BEGIN Materials provided

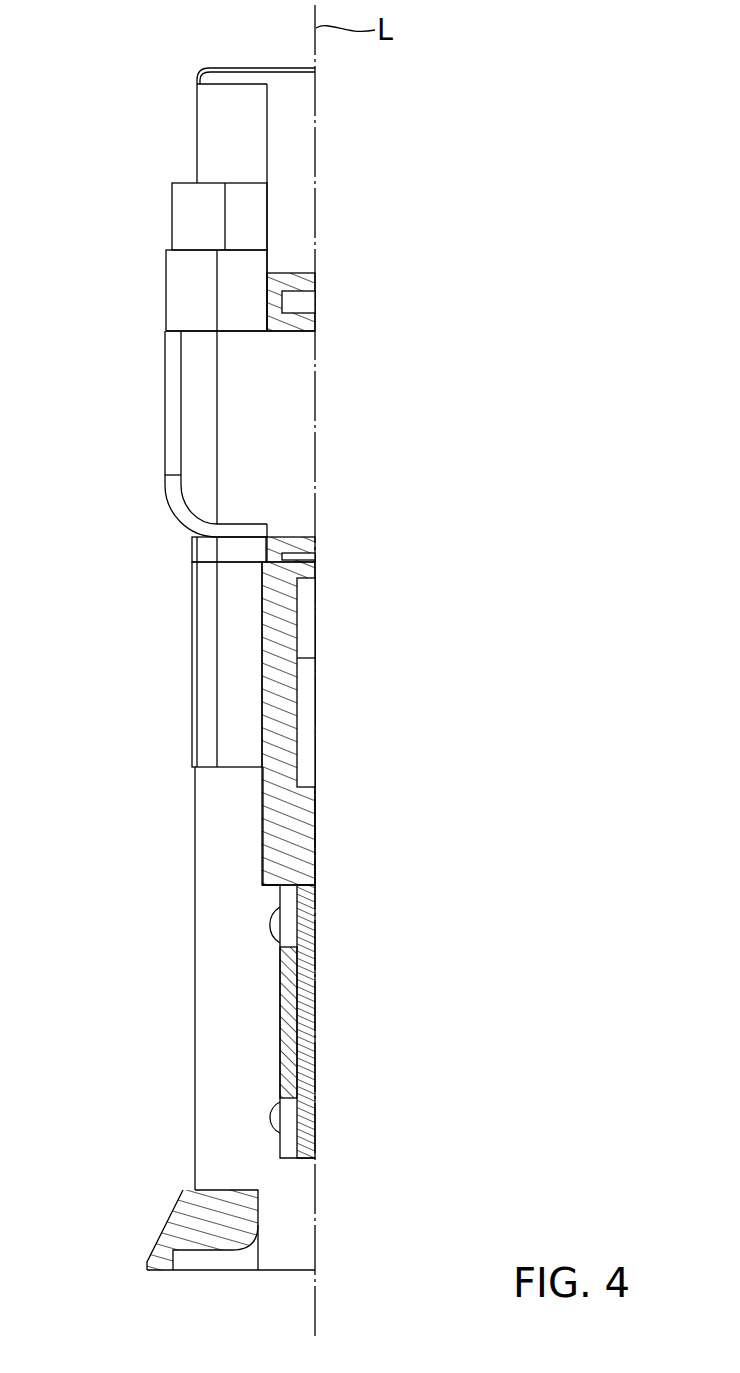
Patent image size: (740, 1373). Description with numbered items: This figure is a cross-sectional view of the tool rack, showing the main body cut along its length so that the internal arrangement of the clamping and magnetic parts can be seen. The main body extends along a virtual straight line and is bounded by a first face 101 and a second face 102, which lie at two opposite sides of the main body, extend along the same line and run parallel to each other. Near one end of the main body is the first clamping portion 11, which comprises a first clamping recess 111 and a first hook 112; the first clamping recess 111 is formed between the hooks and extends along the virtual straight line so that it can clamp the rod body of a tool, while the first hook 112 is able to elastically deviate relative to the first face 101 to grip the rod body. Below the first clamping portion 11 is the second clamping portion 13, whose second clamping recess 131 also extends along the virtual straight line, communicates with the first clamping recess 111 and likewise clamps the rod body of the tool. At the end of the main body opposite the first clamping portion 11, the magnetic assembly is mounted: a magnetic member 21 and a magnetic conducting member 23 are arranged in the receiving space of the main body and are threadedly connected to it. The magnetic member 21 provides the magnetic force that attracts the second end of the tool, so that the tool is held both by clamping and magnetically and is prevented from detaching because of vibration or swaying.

The first clamping portion 11 is at (127, 383).
The first clamping recess 111 is at (187, 455).
The first hook 112 is at (172, 412).
The second clamping portion 13 is at (160, 697).
The second clamping recess 131 is at (230, 648).
The first face 101 is at (263, 831).
The second face 102 is at (314, 832).
The magnetic member 21 is at (288, 1083).
The magnetic conducting member 23 is at (305, 1001).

END Materials provided

Switch "tool rack" to "tool holder" throughout the listing above and give it again with everything else unchanged. Leave the pictures out of your answer.

Patent image size: (740, 1373). Description with numbered items: This figure is a cross-sectional view of the tool holder, showing the main body cut along its length so that the internal arrangement of the clamping and magnetic parts can be seen. The main body extends along a virtual straight line and is bounded by a first face 101 and a second face 102, which lie at two opposite sides of the main body, extend along the same line and run parallel to each other. Near one end of the main body is the first clamping portion 11, which comprises a first clamping recess 111 and a first hook 112; the first clamping recess 111 is formed between the hooks and extends along the virtual straight line so that it can clamp the rod body of a tool, while the first hook 112 is able to elastically deviate relative to the first face 101 to grip the rod body. Below the first clamping portion 11 is the second clamping portion 13, whose second clamping recess 131 also extends along the virtual straight line, communicates with the first clamping recess 111 and likewise clamps the rod body of the tool. At the end of the main body opposite the first clamping portion 11, the magnetic assembly is mounted: a magnetic member 21 and a magnetic conducting member 23 are arranged in the receiving space of the main body and are threadedly connected to it. The magnetic member 21 provides the magnetic force that attracts the second end of the tool, so that the tool is held both by clamping and magnetically and is prevented from detaching because of vibration or swaying.

The first clamping portion 11 is at (127, 383).
The first clamping recess 111 is at (187, 455).
The first hook 112 is at (172, 412).
The second clamping portion 13 is at (160, 697).
The second clamping recess 131 is at (230, 648).
The first face 101 is at (263, 831).
The second face 102 is at (314, 832).
The magnetic member 21 is at (288, 1083).
The magnetic conducting member 23 is at (305, 1001).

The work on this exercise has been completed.